* Records to use:

==*==

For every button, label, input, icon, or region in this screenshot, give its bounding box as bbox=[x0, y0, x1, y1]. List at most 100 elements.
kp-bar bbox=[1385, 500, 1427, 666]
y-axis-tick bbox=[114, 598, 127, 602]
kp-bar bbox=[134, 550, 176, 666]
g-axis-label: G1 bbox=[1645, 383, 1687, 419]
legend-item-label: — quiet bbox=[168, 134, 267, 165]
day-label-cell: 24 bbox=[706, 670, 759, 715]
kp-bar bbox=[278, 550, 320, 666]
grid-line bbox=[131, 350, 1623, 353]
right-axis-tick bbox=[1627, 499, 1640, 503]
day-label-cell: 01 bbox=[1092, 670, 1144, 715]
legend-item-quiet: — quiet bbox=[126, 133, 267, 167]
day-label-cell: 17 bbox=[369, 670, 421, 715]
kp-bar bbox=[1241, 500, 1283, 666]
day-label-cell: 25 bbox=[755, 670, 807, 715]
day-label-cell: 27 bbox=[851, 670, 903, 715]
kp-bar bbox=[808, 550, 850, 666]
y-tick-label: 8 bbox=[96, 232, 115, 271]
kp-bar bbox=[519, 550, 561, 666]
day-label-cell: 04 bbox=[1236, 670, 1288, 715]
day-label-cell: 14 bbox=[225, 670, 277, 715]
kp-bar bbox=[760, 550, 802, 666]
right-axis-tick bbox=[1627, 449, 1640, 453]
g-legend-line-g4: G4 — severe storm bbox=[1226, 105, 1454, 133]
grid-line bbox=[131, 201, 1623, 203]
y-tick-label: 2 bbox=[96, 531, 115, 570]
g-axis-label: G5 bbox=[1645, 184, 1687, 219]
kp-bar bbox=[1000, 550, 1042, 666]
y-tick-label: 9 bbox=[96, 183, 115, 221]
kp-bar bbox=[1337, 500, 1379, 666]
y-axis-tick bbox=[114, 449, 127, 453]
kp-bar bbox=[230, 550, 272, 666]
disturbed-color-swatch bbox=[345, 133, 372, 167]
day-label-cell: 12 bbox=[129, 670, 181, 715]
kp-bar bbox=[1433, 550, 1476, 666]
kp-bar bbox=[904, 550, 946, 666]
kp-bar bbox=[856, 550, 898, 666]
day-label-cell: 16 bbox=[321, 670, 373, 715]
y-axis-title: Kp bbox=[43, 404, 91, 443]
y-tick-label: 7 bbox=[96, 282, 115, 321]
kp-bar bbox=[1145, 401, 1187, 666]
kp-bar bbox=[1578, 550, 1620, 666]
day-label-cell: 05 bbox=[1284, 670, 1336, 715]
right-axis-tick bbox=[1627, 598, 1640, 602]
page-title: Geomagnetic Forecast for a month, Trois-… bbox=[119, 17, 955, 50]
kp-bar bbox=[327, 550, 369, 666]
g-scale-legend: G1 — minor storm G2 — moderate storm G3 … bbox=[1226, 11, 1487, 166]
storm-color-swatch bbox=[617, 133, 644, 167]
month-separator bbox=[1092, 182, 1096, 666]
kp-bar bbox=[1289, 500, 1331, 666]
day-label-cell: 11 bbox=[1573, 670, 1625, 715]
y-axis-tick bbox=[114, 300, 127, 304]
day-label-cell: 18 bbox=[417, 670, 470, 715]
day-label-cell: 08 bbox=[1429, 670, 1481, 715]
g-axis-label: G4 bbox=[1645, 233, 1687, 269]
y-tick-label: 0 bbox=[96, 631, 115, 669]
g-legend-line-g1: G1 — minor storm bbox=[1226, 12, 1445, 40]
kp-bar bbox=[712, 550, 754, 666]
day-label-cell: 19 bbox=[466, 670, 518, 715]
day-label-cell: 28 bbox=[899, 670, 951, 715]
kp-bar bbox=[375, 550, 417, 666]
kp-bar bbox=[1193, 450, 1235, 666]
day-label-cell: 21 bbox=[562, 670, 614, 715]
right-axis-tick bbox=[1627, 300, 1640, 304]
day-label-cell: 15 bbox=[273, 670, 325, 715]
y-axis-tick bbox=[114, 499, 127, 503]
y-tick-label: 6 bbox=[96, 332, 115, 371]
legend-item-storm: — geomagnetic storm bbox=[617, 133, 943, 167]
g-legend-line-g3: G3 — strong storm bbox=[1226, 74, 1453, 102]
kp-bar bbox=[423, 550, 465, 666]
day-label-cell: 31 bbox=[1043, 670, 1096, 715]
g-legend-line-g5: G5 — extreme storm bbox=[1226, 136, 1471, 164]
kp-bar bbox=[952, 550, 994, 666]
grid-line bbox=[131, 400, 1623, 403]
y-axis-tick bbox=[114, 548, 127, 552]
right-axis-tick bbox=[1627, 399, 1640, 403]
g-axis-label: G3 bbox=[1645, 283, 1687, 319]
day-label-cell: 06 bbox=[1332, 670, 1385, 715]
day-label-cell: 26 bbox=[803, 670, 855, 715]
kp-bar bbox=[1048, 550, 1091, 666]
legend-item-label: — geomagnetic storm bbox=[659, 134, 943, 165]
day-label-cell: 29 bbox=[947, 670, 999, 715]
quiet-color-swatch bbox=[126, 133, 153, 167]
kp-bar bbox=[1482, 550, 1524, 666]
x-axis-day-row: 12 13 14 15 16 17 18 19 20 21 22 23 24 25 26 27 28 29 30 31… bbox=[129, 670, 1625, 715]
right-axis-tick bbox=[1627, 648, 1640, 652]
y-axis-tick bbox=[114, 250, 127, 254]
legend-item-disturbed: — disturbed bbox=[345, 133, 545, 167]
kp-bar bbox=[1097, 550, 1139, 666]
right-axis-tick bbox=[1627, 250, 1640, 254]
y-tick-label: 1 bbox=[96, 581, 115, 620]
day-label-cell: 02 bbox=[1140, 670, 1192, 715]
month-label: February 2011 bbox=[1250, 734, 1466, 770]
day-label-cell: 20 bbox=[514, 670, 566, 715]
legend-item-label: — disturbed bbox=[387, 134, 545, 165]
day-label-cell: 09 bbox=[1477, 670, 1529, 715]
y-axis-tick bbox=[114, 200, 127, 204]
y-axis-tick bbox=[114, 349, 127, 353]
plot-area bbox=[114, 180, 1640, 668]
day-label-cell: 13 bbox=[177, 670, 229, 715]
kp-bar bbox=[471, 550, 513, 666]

==*==

Extract every line of the records above and reproduce each one verbatim, in its original order, with nothing added, dropped or altered.

For every button, label, input, icon, or region in this screenshot, give its bounding box as bbox=[x0, y0, x1, y1]. List at most 100 elements.
kp-bar bbox=[1385, 500, 1427, 666]
y-axis-tick bbox=[114, 598, 127, 602]
kp-bar bbox=[134, 550, 176, 666]
g-axis-label: G1 bbox=[1645, 383, 1687, 419]
legend-item-label: — quiet bbox=[168, 134, 267, 165]
day-label-cell: 24 bbox=[706, 670, 759, 715]
kp-bar bbox=[278, 550, 320, 666]
grid-line bbox=[131, 350, 1623, 353]
right-axis-tick bbox=[1627, 499, 1640, 503]
day-label-cell: 01 bbox=[1092, 670, 1144, 715]
legend-item-quiet: — quiet bbox=[126, 133, 267, 167]
day-label-cell: 17 bbox=[369, 670, 421, 715]
kp-bar bbox=[1241, 500, 1283, 666]
day-label-cell: 25 bbox=[755, 670, 807, 715]
day-label-cell: 27 bbox=[851, 670, 903, 715]
kp-bar bbox=[808, 550, 850, 666]
y-tick-label: 8 bbox=[96, 232, 115, 271]
kp-bar bbox=[519, 550, 561, 666]
day-label-cell: 04 bbox=[1236, 670, 1288, 715]
day-label-cell: 14 bbox=[225, 670, 277, 715]
kp-bar bbox=[760, 550, 802, 666]
right-axis-tick bbox=[1627, 449, 1640, 453]
g-legend-line-g4: G4 — severe storm bbox=[1226, 105, 1454, 133]
grid-line bbox=[131, 201, 1623, 203]
y-tick-label: 2 bbox=[96, 531, 115, 570]
g-axis-label: G5 bbox=[1645, 184, 1687, 219]
kp-bar bbox=[1000, 550, 1042, 666]
y-tick-label: 9 bbox=[96, 183, 115, 221]
kp-bar bbox=[1337, 500, 1379, 666]
y-axis-tick bbox=[114, 449, 127, 453]
kp-bar bbox=[230, 550, 272, 666]
disturbed-color-swatch bbox=[345, 133, 372, 167]
day-label-cell: 12 bbox=[129, 670, 181, 715]
kp-bar bbox=[1433, 550, 1476, 666]
kp-bar bbox=[904, 550, 946, 666]
kp-bar bbox=[856, 550, 898, 666]
day-label-cell: 16 bbox=[321, 670, 373, 715]
y-axis-title: Kp bbox=[43, 404, 91, 443]
y-tick-label: 7 bbox=[96, 282, 115, 321]
kp-bar bbox=[1145, 401, 1187, 666]
kp-bar bbox=[1578, 550, 1620, 666]
day-label-cell: 05 bbox=[1284, 670, 1336, 715]
right-axis-tick bbox=[1627, 598, 1640, 602]
page-title: Geomagnetic Forecast for a month, Trois-… bbox=[119, 17, 955, 50]
kp-bar bbox=[327, 550, 369, 666]
g-scale-legend: G1 — minor storm G2 — moderate storm G3 … bbox=[1226, 11, 1487, 166]
storm-color-swatch bbox=[617, 133, 644, 167]
month-separator bbox=[1092, 182, 1096, 666]
kp-bar bbox=[1289, 500, 1331, 666]
day-label-cell: 11 bbox=[1573, 670, 1625, 715]
y-axis-tick bbox=[114, 300, 127, 304]
day-label-cell: 18 bbox=[417, 670, 470, 715]
day-label-cell: 08 bbox=[1429, 670, 1481, 715]
g-axis-label: G4 bbox=[1645, 233, 1687, 269]
y-tick-label: 0 bbox=[96, 631, 115, 669]
g-legend-line-g1: G1 — minor storm bbox=[1226, 12, 1445, 40]
kp-bar bbox=[712, 550, 754, 666]
day-label-cell: 19 bbox=[466, 670, 518, 715]
day-label-cell: 28 bbox=[899, 670, 951, 715]
kp-bar bbox=[375, 550, 417, 666]
kp-bar bbox=[1193, 450, 1235, 666]
day-label-cell: 21 bbox=[562, 670, 614, 715]
right-axis-tick bbox=[1627, 300, 1640, 304]
day-label-cell: 15 bbox=[273, 670, 325, 715]
y-axis-tick bbox=[114, 499, 127, 503]
y-tick-label: 6 bbox=[96, 332, 115, 371]
legend-item-storm: — geomagnetic storm bbox=[617, 133, 943, 167]
g-legend-line-g3: G3 — strong storm bbox=[1226, 74, 1453, 102]
kp-bar bbox=[423, 550, 465, 666]
day-label-cell: 31 bbox=[1043, 670, 1096, 715]
g-legend-line-g5: G5 — extreme storm bbox=[1226, 136, 1471, 164]
kp-bar bbox=[952, 550, 994, 666]
grid-line bbox=[131, 400, 1623, 403]
y-axis-tick bbox=[114, 548, 127, 552]
right-axis-tick bbox=[1627, 399, 1640, 403]
g-axis-label: G3 bbox=[1645, 283, 1687, 319]
day-label-cell: 06 bbox=[1332, 670, 1385, 715]
day-label-cell: 26 bbox=[803, 670, 855, 715]
kp-bar bbox=[1048, 550, 1091, 666]
legend-item-label: — geomagnetic storm bbox=[659, 134, 943, 165]
day-label-cell: 29 bbox=[947, 670, 999, 715]
quiet-color-swatch bbox=[126, 133, 153, 167]
kp-bar bbox=[1482, 550, 1524, 666]
x-axis-day-row: 12 13 14 15 16 17 18 19 20 21 22 23 24 25 26 27 28 29 30 31… bbox=[129, 670, 1625, 715]
right-axis-tick bbox=[1627, 648, 1640, 652]
y-axis-tick bbox=[114, 250, 127, 254]
legend-item-disturbed: — disturbed bbox=[345, 133, 545, 167]
kp-bar bbox=[1097, 550, 1139, 666]
right-axis-tick bbox=[1627, 250, 1640, 254]
y-tick-label: 1 bbox=[96, 581, 115, 620]
day-label-cell: 02 bbox=[1140, 670, 1192, 715]
month-label: February 2011 bbox=[1250, 734, 1466, 770]
day-label-cell: 20 bbox=[514, 670, 566, 715]
legend-item-label: — disturbed bbox=[387, 134, 545, 165]
day-label-cell: 09 bbox=[1477, 670, 1529, 715]
y-axis-tick bbox=[114, 200, 127, 204]
y-axis-tick bbox=[114, 349, 127, 353]
plot-area bbox=[114, 180, 1640, 668]
day-label-cell: 13 bbox=[177, 670, 229, 715]
kp-bar bbox=[471, 550, 513, 666]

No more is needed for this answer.